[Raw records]
○ ○ ○

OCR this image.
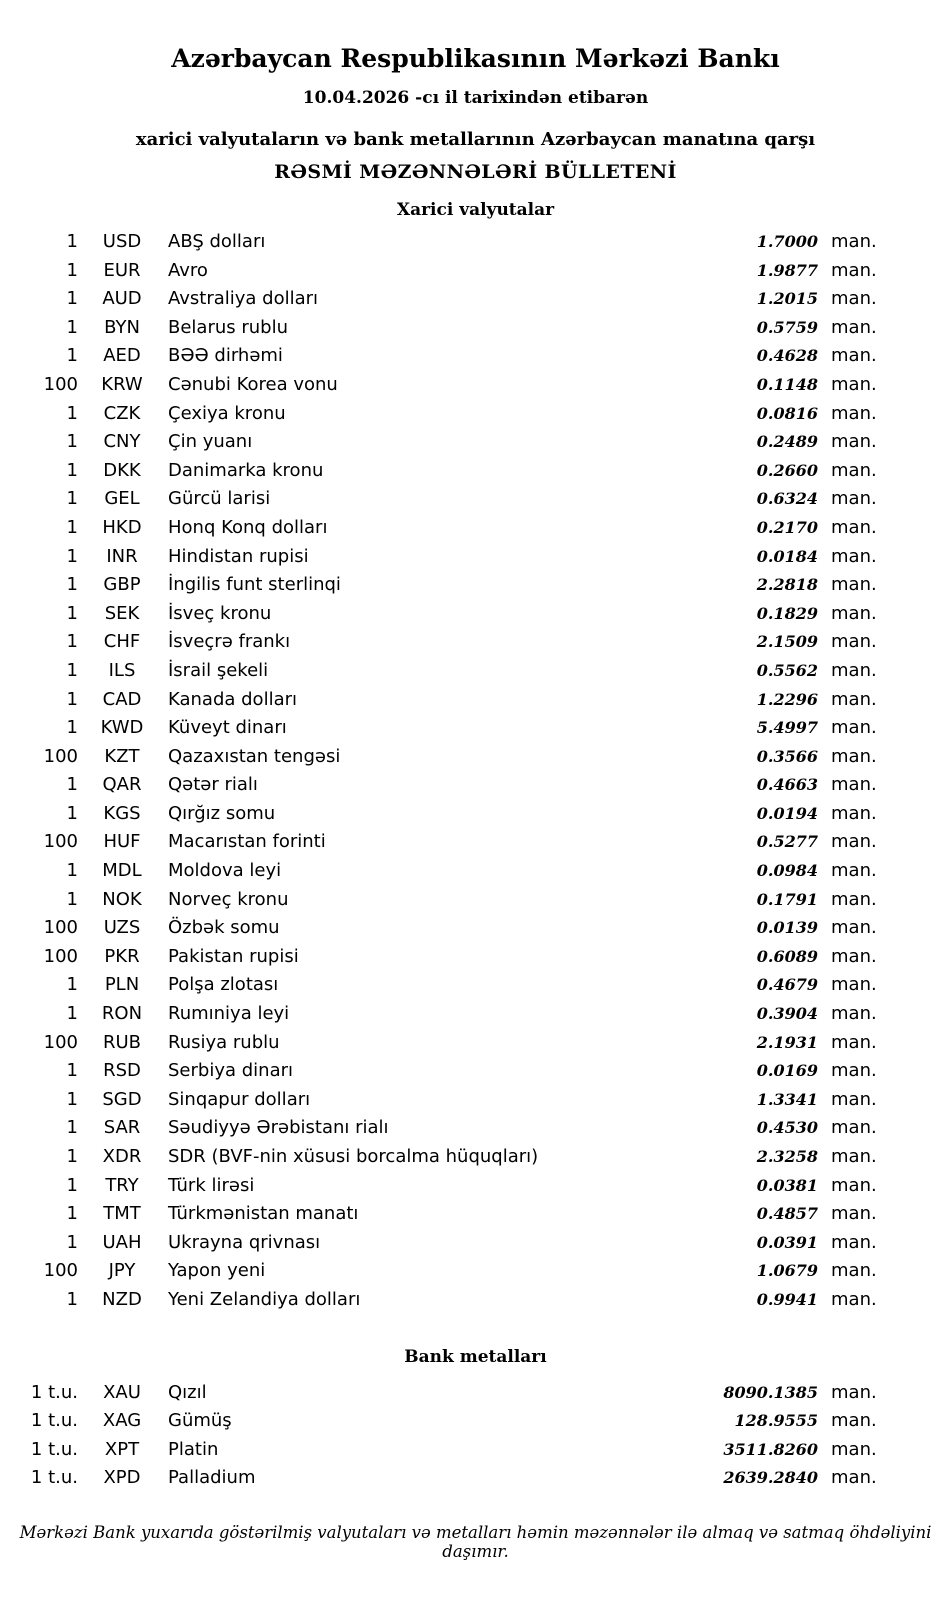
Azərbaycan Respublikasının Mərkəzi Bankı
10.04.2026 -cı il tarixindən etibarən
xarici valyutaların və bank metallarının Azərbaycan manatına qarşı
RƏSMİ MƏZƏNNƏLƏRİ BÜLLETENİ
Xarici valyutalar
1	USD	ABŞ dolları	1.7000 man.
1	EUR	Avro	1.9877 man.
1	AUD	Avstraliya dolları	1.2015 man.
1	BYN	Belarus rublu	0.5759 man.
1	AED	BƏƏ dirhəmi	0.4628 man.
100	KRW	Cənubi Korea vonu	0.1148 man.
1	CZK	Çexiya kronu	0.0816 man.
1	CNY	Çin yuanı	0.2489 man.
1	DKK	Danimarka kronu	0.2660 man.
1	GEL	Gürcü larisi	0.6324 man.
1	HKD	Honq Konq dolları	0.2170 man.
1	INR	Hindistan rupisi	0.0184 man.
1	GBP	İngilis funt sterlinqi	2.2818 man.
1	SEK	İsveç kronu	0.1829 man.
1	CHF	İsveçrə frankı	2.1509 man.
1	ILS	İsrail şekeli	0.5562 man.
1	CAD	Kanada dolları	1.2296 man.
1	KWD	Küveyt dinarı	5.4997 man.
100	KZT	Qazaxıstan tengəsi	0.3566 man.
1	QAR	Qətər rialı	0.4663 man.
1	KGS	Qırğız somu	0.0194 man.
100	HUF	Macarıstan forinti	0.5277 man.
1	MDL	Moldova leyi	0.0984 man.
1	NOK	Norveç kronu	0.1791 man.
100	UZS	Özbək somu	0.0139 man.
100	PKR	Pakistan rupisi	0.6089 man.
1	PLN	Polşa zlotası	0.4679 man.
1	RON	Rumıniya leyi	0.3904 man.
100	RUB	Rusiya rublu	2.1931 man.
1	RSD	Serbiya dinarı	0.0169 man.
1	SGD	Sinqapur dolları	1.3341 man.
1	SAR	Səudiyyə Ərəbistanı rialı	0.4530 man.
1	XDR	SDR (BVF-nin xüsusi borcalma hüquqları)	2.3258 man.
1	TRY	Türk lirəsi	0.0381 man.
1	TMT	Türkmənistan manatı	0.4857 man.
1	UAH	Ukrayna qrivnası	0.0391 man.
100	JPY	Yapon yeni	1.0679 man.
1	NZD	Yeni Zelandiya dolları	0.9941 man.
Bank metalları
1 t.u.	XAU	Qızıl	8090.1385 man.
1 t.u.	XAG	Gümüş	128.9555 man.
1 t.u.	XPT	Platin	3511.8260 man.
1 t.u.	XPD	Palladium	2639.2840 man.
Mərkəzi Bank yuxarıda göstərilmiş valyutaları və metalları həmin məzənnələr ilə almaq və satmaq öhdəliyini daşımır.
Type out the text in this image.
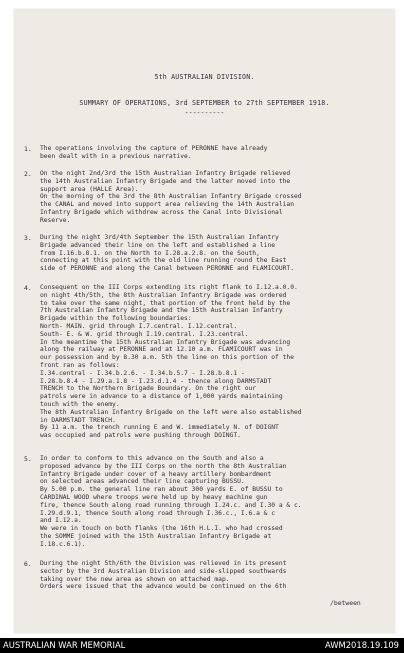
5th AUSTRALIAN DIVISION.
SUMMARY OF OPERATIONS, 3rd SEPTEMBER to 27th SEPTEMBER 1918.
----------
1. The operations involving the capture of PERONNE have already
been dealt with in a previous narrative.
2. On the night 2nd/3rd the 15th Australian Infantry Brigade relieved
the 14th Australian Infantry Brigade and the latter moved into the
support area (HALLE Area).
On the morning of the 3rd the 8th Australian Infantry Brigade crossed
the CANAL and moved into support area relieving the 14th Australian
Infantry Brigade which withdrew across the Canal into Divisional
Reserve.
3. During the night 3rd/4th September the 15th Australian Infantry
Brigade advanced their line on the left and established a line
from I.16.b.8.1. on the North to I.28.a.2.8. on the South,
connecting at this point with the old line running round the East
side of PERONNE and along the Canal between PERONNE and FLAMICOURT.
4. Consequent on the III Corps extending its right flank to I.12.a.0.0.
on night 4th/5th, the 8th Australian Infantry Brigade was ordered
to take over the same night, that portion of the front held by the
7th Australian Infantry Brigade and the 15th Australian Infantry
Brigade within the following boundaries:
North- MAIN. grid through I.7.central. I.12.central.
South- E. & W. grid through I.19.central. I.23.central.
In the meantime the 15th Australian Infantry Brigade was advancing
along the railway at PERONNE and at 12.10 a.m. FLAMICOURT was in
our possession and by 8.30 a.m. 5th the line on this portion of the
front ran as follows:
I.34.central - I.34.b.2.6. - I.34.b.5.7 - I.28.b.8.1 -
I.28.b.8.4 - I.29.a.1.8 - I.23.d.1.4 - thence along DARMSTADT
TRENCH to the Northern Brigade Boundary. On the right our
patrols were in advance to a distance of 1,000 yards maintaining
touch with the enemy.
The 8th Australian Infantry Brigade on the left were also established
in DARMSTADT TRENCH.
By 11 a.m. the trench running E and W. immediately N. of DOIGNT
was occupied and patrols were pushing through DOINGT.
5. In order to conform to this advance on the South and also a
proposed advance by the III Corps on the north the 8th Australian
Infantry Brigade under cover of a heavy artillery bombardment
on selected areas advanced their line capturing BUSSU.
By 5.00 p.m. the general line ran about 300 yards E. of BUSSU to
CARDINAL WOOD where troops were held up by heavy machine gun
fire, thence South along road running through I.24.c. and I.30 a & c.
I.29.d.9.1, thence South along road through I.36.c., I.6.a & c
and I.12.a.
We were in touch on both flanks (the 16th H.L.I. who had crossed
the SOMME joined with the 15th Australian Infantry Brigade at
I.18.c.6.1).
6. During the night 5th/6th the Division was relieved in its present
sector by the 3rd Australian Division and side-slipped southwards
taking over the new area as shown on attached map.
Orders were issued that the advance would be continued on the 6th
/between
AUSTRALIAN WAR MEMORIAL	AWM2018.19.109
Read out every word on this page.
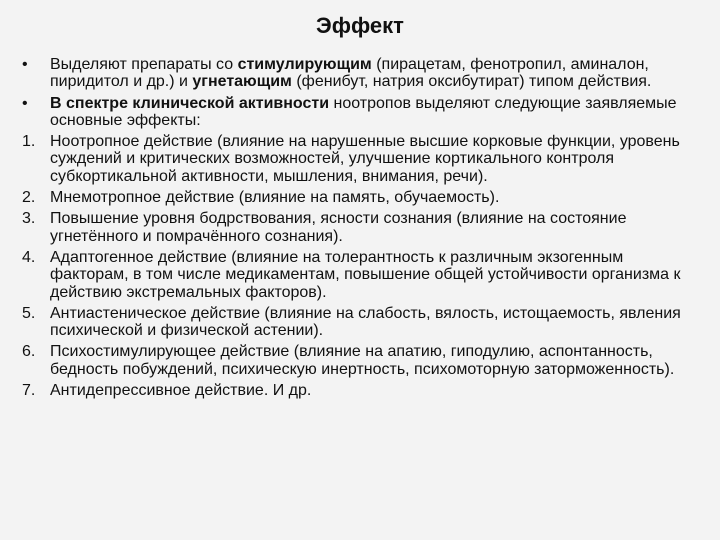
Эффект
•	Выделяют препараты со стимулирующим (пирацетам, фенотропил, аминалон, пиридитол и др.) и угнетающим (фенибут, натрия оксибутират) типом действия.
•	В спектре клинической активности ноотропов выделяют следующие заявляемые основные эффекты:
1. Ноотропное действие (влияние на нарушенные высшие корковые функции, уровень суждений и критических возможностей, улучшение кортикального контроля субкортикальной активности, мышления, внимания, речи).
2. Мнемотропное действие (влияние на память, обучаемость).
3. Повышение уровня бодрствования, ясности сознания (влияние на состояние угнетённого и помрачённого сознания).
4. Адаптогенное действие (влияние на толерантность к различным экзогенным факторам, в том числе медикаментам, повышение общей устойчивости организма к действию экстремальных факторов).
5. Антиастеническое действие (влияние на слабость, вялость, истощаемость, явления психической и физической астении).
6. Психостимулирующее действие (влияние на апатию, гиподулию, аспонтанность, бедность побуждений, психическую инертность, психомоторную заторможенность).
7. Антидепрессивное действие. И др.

○ ○ ○

• [THE REQUEST]
Exactly how many lines of the listing above contain the string "rupisi"? Give no more than the number.

• [CORRECT RESPONSE]
2